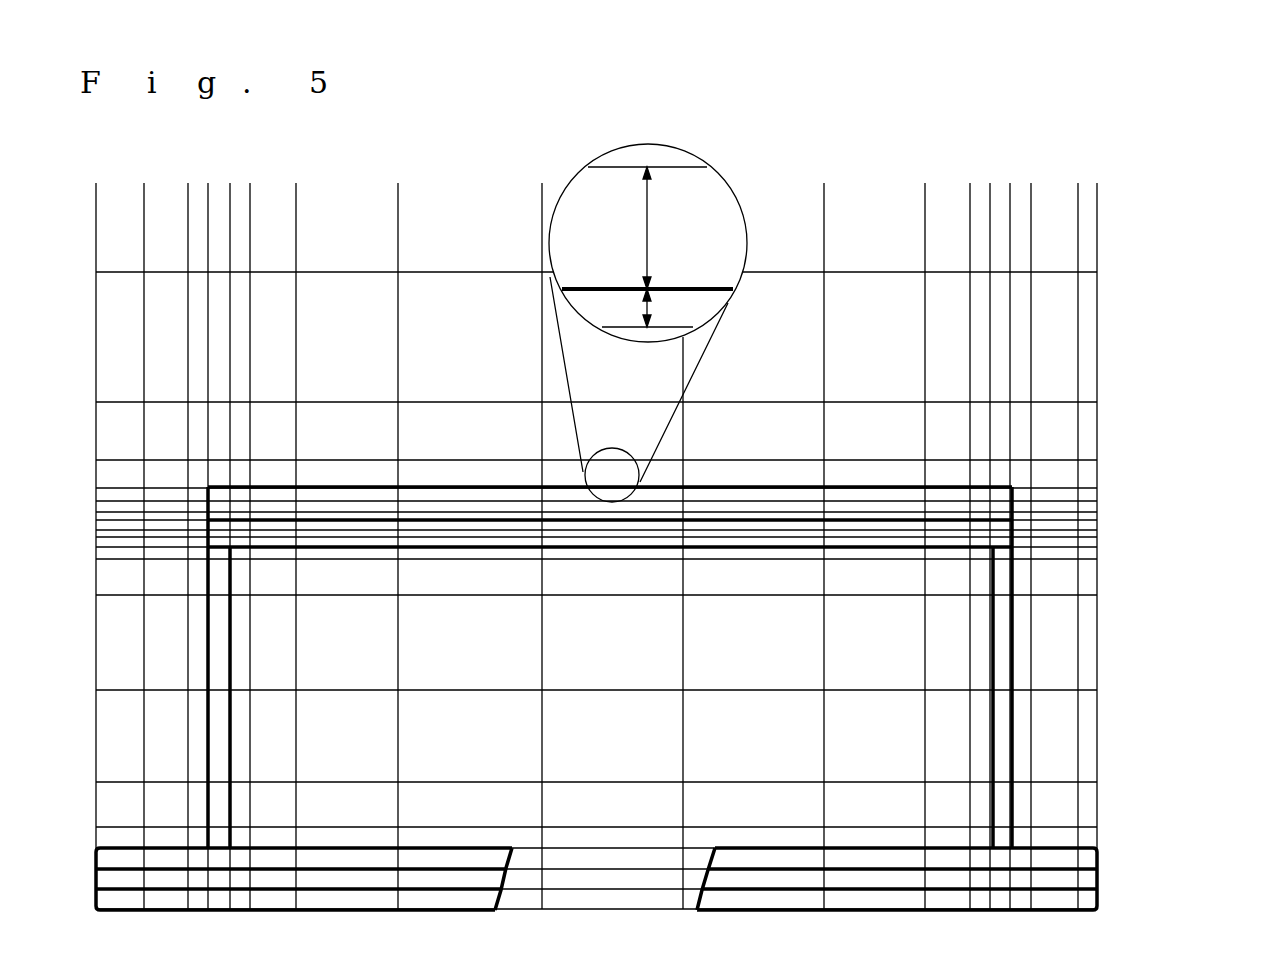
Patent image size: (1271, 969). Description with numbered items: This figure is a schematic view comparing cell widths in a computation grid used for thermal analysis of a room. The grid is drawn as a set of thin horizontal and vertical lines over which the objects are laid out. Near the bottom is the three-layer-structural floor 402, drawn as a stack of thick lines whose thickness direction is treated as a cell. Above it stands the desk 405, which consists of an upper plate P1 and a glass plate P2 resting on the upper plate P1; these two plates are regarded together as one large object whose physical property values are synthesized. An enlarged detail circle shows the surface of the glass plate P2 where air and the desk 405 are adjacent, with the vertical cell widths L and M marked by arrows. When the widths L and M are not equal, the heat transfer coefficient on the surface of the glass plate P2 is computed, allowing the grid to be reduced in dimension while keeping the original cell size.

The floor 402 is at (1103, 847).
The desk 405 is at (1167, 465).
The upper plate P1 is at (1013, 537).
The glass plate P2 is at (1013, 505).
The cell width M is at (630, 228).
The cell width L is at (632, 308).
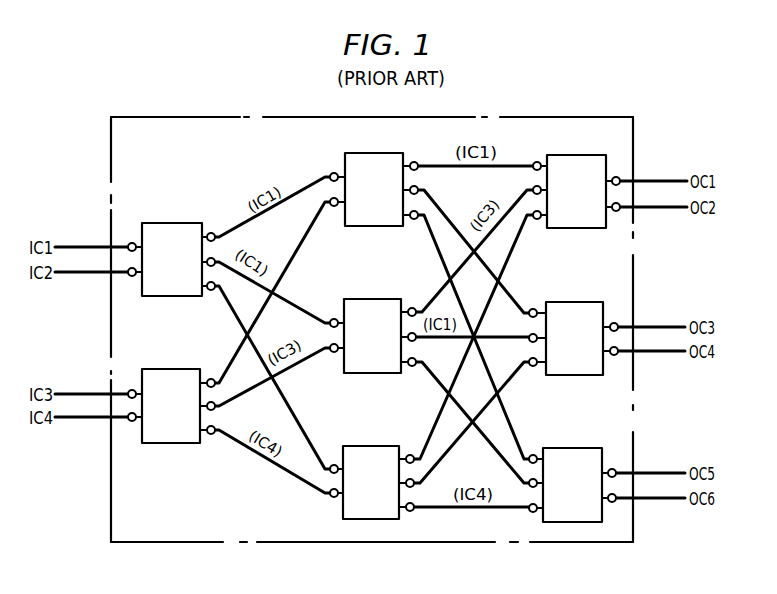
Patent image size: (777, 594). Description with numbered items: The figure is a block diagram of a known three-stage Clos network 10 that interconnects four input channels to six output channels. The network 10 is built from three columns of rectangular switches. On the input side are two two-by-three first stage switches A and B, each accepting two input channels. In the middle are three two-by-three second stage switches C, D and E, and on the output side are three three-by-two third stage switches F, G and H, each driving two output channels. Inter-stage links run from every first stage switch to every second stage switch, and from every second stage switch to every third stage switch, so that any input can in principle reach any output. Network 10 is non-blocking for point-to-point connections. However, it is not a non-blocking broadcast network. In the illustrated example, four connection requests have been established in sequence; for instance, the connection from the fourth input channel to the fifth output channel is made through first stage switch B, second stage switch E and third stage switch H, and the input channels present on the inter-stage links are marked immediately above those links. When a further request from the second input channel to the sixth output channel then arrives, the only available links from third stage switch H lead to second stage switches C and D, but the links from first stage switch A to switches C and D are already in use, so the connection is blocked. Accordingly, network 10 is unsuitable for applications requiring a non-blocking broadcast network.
■ ■ ■ ■ ■ ■ ■
> _Exercise goal_: Rewrite all the entries above with every "grid" swapped for "mesh", keeping everything else the same. Leave out the pictures.

> _Final result_:
Patent image size: (1271, 969). Description with numbered items: This figure is a schematic view comparing cell widths in a computation mesh used for thermal analysis of a room. The mesh is drawn as a set of thin horizontal and vertical lines over which the objects are laid out. Near the bottom is the three-layer-structural floor 402, drawn as a stack of thick lines whose thickness direction is treated as a cell. Above it stands the desk 405, which consists of an upper plate P1 and a glass plate P2 resting on the upper plate P1; these two plates are regarded together as one large object whose physical property values are synthesized. An enlarged detail circle shows the surface of the glass plate P2 where air and the desk 405 are adjacent, with the vertical cell widths L and M marked by arrows. When the widths L and M are not equal, the heat transfer coefficient on the surface of the glass plate P2 is computed, allowing the mesh to be reduced in dimension while keeping the original cell size.

The floor 402 is at (1103, 847).
The desk 405 is at (1167, 465).
The upper plate P1 is at (1013, 537).
The glass plate P2 is at (1013, 505).
The cell width M is at (630, 228).
The cell width L is at (632, 308).
Patent image size: (777, 594). Description with numbered items: The figure is a block diagram of a known three-stage Clos network 10 that interconnects four input channels to six output channels. The network 10 is built from three columns of rectangular switches. On the input side are two two-by-three first stage switches A and B, each accepting two input channels. In the middle are three two-by-three second stage switches C, D and E, and on the output side are three three-by-two third stage switches F, G and H, each driving two output channels. Inter-stage links run from every first stage switch to every second stage switch, and from every second stage switch to every third stage switch, so that any input can in principle reach any output. Network 10 is non-blocking for point-to-point connections. However, it is not a non-blocking broadcast network. In the illustrated example, four connection requests have been established in sequence; for instance, the connection from the fourth input channel to the fifth output channel is made through first stage switch B, second stage switch E and third stage switch H, and the input channels present on the inter-stage links are marked immediately above those links. When a further request from the second input channel to the sixth output channel then arrives, the only available links from third stage switch H lead to second stage switches C and D, but the links from first stage switch A to switches C and D are already in use, so the connection is blocked. Accordingly, network 10 is unsuitable for applications requiring a non-blocking broadcast network.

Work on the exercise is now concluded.